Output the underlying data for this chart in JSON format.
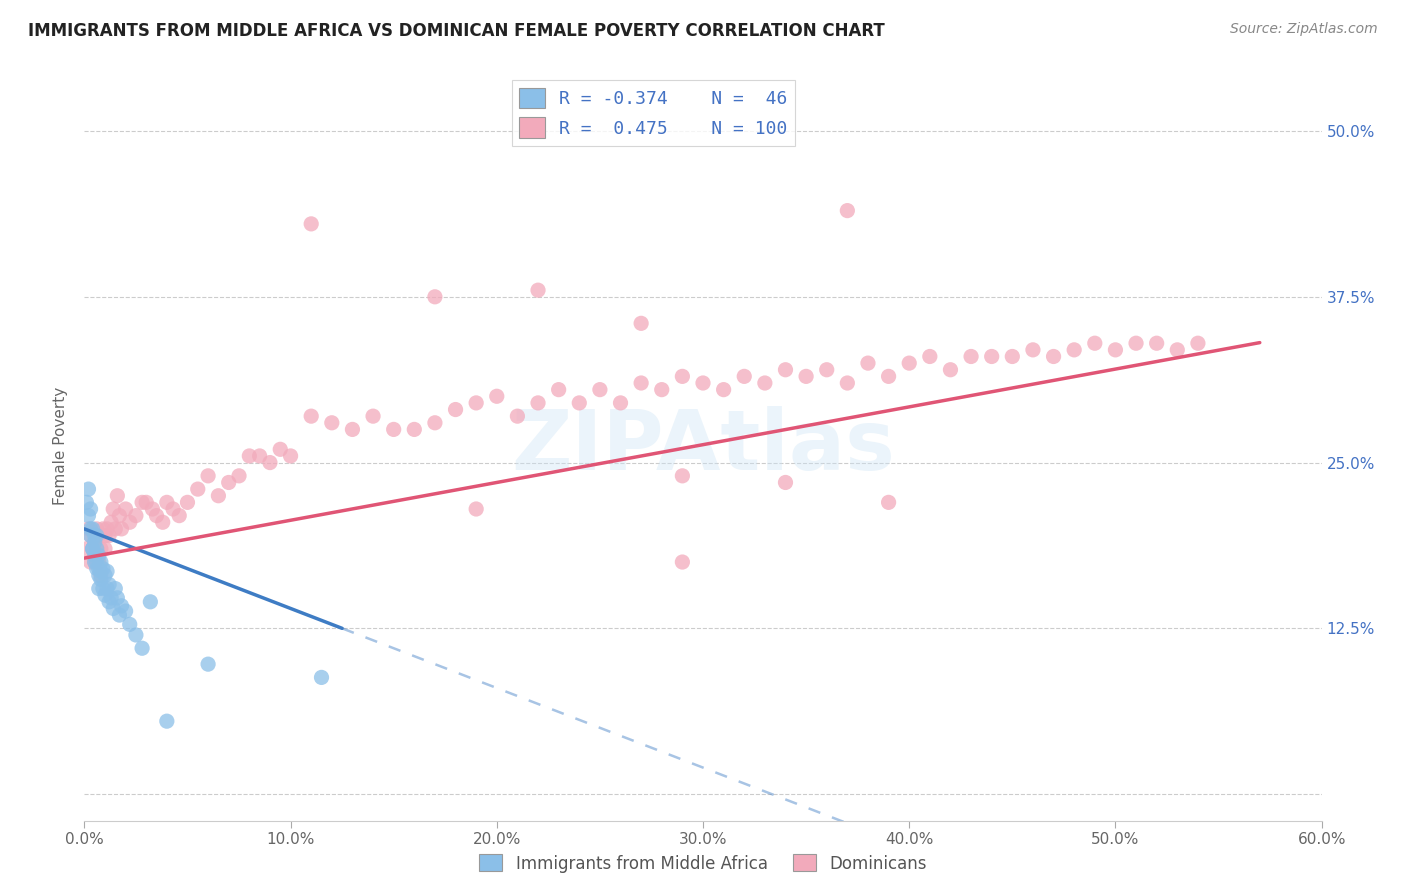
{
  "title": "IMMIGRANTS FROM MIDDLE AFRICA VS DOMINICAN FEMALE POVERTY CORRELATION CHART",
  "source": "Source: ZipAtlas.com",
  "ylabel": "Female Poverty",
  "ytick_labels": [
    "",
    "12.5%",
    "25.0%",
    "37.5%",
    "50.0%"
  ],
  "ytick_values": [
    0.0,
    0.125,
    0.25,
    0.375,
    0.5
  ],
  "xmin": 0.0,
  "xmax": 0.6,
  "ymin": -0.02,
  "ymax": 0.545,
  "legend_blue_r": "-0.374",
  "legend_blue_n": "46",
  "legend_pink_r": "0.475",
  "legend_pink_n": "100",
  "legend_label_blue": "Immigrants from Middle Africa",
  "legend_label_pink": "Dominicans",
  "blue_color": "#8BBFE8",
  "pink_color": "#F2AABB",
  "blue_line_color": "#3E7CC4",
  "pink_line_color": "#E05575",
  "blue_line_x0": 0.0,
  "blue_line_x1": 0.125,
  "blue_line_x_dash1": 0.125,
  "blue_line_x_dash2": 0.52,
  "blue_line_y_intercept": 0.2,
  "blue_line_slope": -0.6,
  "pink_line_x0": 0.0,
  "pink_line_x1": 0.57,
  "pink_line_y_intercept": 0.178,
  "pink_line_slope": 0.285,
  "blue_scatter_x": [
    0.001,
    0.002,
    0.002,
    0.003,
    0.003,
    0.003,
    0.004,
    0.004,
    0.004,
    0.005,
    0.005,
    0.005,
    0.005,
    0.006,
    0.006,
    0.006,
    0.006,
    0.007,
    0.007,
    0.007,
    0.007,
    0.008,
    0.008,
    0.008,
    0.009,
    0.009,
    0.01,
    0.01,
    0.011,
    0.011,
    0.012,
    0.012,
    0.013,
    0.014,
    0.015,
    0.016,
    0.017,
    0.018,
    0.02,
    0.022,
    0.025,
    0.028,
    0.032,
    0.04,
    0.06,
    0.115
  ],
  "blue_scatter_y": [
    0.22,
    0.23,
    0.21,
    0.195,
    0.215,
    0.2,
    0.185,
    0.2,
    0.185,
    0.19,
    0.195,
    0.175,
    0.18,
    0.185,
    0.17,
    0.195,
    0.175,
    0.165,
    0.18,
    0.17,
    0.155,
    0.168,
    0.175,
    0.162,
    0.155,
    0.17,
    0.165,
    0.15,
    0.155,
    0.168,
    0.158,
    0.145,
    0.148,
    0.14,
    0.155,
    0.148,
    0.135,
    0.142,
    0.138,
    0.128,
    0.12,
    0.11,
    0.145,
    0.055,
    0.098,
    0.088
  ],
  "pink_scatter_x": [
    0.001,
    0.002,
    0.003,
    0.003,
    0.004,
    0.005,
    0.005,
    0.006,
    0.006,
    0.007,
    0.007,
    0.008,
    0.008,
    0.009,
    0.01,
    0.01,
    0.011,
    0.012,
    0.013,
    0.014,
    0.015,
    0.016,
    0.017,
    0.018,
    0.02,
    0.022,
    0.025,
    0.028,
    0.03,
    0.033,
    0.035,
    0.038,
    0.04,
    0.043,
    0.046,
    0.05,
    0.055,
    0.06,
    0.065,
    0.07,
    0.075,
    0.08,
    0.085,
    0.09,
    0.095,
    0.1,
    0.11,
    0.12,
    0.13,
    0.14,
    0.15,
    0.16,
    0.17,
    0.18,
    0.19,
    0.2,
    0.21,
    0.22,
    0.23,
    0.24,
    0.25,
    0.26,
    0.27,
    0.28,
    0.29,
    0.3,
    0.31,
    0.32,
    0.33,
    0.34,
    0.35,
    0.36,
    0.37,
    0.38,
    0.39,
    0.4,
    0.41,
    0.42,
    0.43,
    0.44,
    0.45,
    0.46,
    0.47,
    0.48,
    0.49,
    0.5,
    0.51,
    0.52,
    0.53,
    0.54,
    0.11,
    0.17,
    0.22,
    0.27,
    0.37,
    0.29,
    0.34,
    0.29,
    0.19,
    0.39
  ],
  "pink_scatter_y": [
    0.185,
    0.2,
    0.195,
    0.175,
    0.185,
    0.19,
    0.175,
    0.2,
    0.185,
    0.195,
    0.175,
    0.185,
    0.165,
    0.2,
    0.185,
    0.195,
    0.2,
    0.195,
    0.205,
    0.215,
    0.2,
    0.225,
    0.21,
    0.2,
    0.215,
    0.205,
    0.21,
    0.22,
    0.22,
    0.215,
    0.21,
    0.205,
    0.22,
    0.215,
    0.21,
    0.22,
    0.23,
    0.24,
    0.225,
    0.235,
    0.24,
    0.255,
    0.255,
    0.25,
    0.26,
    0.255,
    0.285,
    0.28,
    0.275,
    0.285,
    0.275,
    0.275,
    0.28,
    0.29,
    0.295,
    0.3,
    0.285,
    0.295,
    0.305,
    0.295,
    0.305,
    0.295,
    0.31,
    0.305,
    0.315,
    0.31,
    0.305,
    0.315,
    0.31,
    0.32,
    0.315,
    0.32,
    0.31,
    0.325,
    0.315,
    0.325,
    0.33,
    0.32,
    0.33,
    0.33,
    0.33,
    0.335,
    0.33,
    0.335,
    0.34,
    0.335,
    0.34,
    0.34,
    0.335,
    0.34,
    0.43,
    0.375,
    0.38,
    0.355,
    0.44,
    0.175,
    0.235,
    0.24,
    0.215,
    0.22
  ]
}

=-=-=-=-=

GOAL:
Leave the pictures out and copy the rest of the data exactly.

ANSWER TO THIS PROBLEM:
Output the underlying data for this chart in JSON format.
{
  "title": "IMMIGRANTS FROM MIDDLE AFRICA VS DOMINICAN FEMALE POVERTY CORRELATION CHART",
  "source": "Source: ZipAtlas.com",
  "ylabel": "Female Poverty",
  "ytick_labels": [
    "",
    "12.5%",
    "25.0%",
    "37.5%",
    "50.0%"
  ],
  "ytick_values": [
    0.0,
    0.125,
    0.25,
    0.375,
    0.5
  ],
  "xmin": 0.0,
  "xmax": 0.6,
  "ymin": -0.02,
  "ymax": 0.545,
  "legend_blue_r": "-0.374",
  "legend_blue_n": "46",
  "legend_pink_r": "0.475",
  "legend_pink_n": "100",
  "legend_label_blue": "Immigrants from Middle Africa",
  "legend_label_pink": "Dominicans",
  "blue_color": "#8BBFE8",
  "pink_color": "#F2AABB",
  "blue_line_color": "#3E7CC4",
  "pink_line_color": "#E05575",
  "blue_line_x0": 0.0,
  "blue_line_x1": 0.125,
  "blue_line_x_dash1": 0.125,
  "blue_line_x_dash2": 0.52,
  "blue_line_y_intercept": 0.2,
  "blue_line_slope": -0.6,
  "pink_line_x0": 0.0,
  "pink_line_x1": 0.57,
  "pink_line_y_intercept": 0.178,
  "pink_line_slope": 0.285,
  "blue_scatter_x": [
    0.001,
    0.002,
    0.002,
    0.003,
    0.003,
    0.003,
    0.004,
    0.004,
    0.004,
    0.005,
    0.005,
    0.005,
    0.005,
    0.006,
    0.006,
    0.006,
    0.006,
    0.007,
    0.007,
    0.007,
    0.007,
    0.008,
    0.008,
    0.008,
    0.009,
    0.009,
    0.01,
    0.01,
    0.011,
    0.011,
    0.012,
    0.012,
    0.013,
    0.014,
    0.015,
    0.016,
    0.017,
    0.018,
    0.02,
    0.022,
    0.025,
    0.028,
    0.032,
    0.04,
    0.06,
    0.115
  ],
  "blue_scatter_y": [
    0.22,
    0.23,
    0.21,
    0.195,
    0.215,
    0.2,
    0.185,
    0.2,
    0.185,
    0.19,
    0.195,
    0.175,
    0.18,
    0.185,
    0.17,
    0.195,
    0.175,
    0.165,
    0.18,
    0.17,
    0.155,
    0.168,
    0.175,
    0.162,
    0.155,
    0.17,
    0.165,
    0.15,
    0.155,
    0.168,
    0.158,
    0.145,
    0.148,
    0.14,
    0.155,
    0.148,
    0.135,
    0.142,
    0.138,
    0.128,
    0.12,
    0.11,
    0.145,
    0.055,
    0.098,
    0.088
  ],
  "pink_scatter_x": [
    0.001,
    0.002,
    0.003,
    0.003,
    0.004,
    0.005,
    0.005,
    0.006,
    0.006,
    0.007,
    0.007,
    0.008,
    0.008,
    0.009,
    0.01,
    0.01,
    0.011,
    0.012,
    0.013,
    0.014,
    0.015,
    0.016,
    0.017,
    0.018,
    0.02,
    0.022,
    0.025,
    0.028,
    0.03,
    0.033,
    0.035,
    0.038,
    0.04,
    0.043,
    0.046,
    0.05,
    0.055,
    0.06,
    0.065,
    0.07,
    0.075,
    0.08,
    0.085,
    0.09,
    0.095,
    0.1,
    0.11,
    0.12,
    0.13,
    0.14,
    0.15,
    0.16,
    0.17,
    0.18,
    0.19,
    0.2,
    0.21,
    0.22,
    0.23,
    0.24,
    0.25,
    0.26,
    0.27,
    0.28,
    0.29,
    0.3,
    0.31,
    0.32,
    0.33,
    0.34,
    0.35,
    0.36,
    0.37,
    0.38,
    0.39,
    0.4,
    0.41,
    0.42,
    0.43,
    0.44,
    0.45,
    0.46,
    0.47,
    0.48,
    0.49,
    0.5,
    0.51,
    0.52,
    0.53,
    0.54,
    0.11,
    0.17,
    0.22,
    0.27,
    0.37,
    0.29,
    0.34,
    0.29,
    0.19,
    0.39
  ],
  "pink_scatter_y": [
    0.185,
    0.2,
    0.195,
    0.175,
    0.185,
    0.19,
    0.175,
    0.2,
    0.185,
    0.195,
    0.175,
    0.185,
    0.165,
    0.2,
    0.185,
    0.195,
    0.2,
    0.195,
    0.205,
    0.215,
    0.2,
    0.225,
    0.21,
    0.2,
    0.215,
    0.205,
    0.21,
    0.22,
    0.22,
    0.215,
    0.21,
    0.205,
    0.22,
    0.215,
    0.21,
    0.22,
    0.23,
    0.24,
    0.225,
    0.235,
    0.24,
    0.255,
    0.255,
    0.25,
    0.26,
    0.255,
    0.285,
    0.28,
    0.275,
    0.285,
    0.275,
    0.275,
    0.28,
    0.29,
    0.295,
    0.3,
    0.285,
    0.295,
    0.305,
    0.295,
    0.305,
    0.295,
    0.31,
    0.305,
    0.315,
    0.31,
    0.305,
    0.315,
    0.31,
    0.32,
    0.315,
    0.32,
    0.31,
    0.325,
    0.315,
    0.325,
    0.33,
    0.32,
    0.33,
    0.33,
    0.33,
    0.335,
    0.33,
    0.335,
    0.34,
    0.335,
    0.34,
    0.34,
    0.335,
    0.34,
    0.43,
    0.375,
    0.38,
    0.355,
    0.44,
    0.175,
    0.235,
    0.24,
    0.215,
    0.22
  ]
}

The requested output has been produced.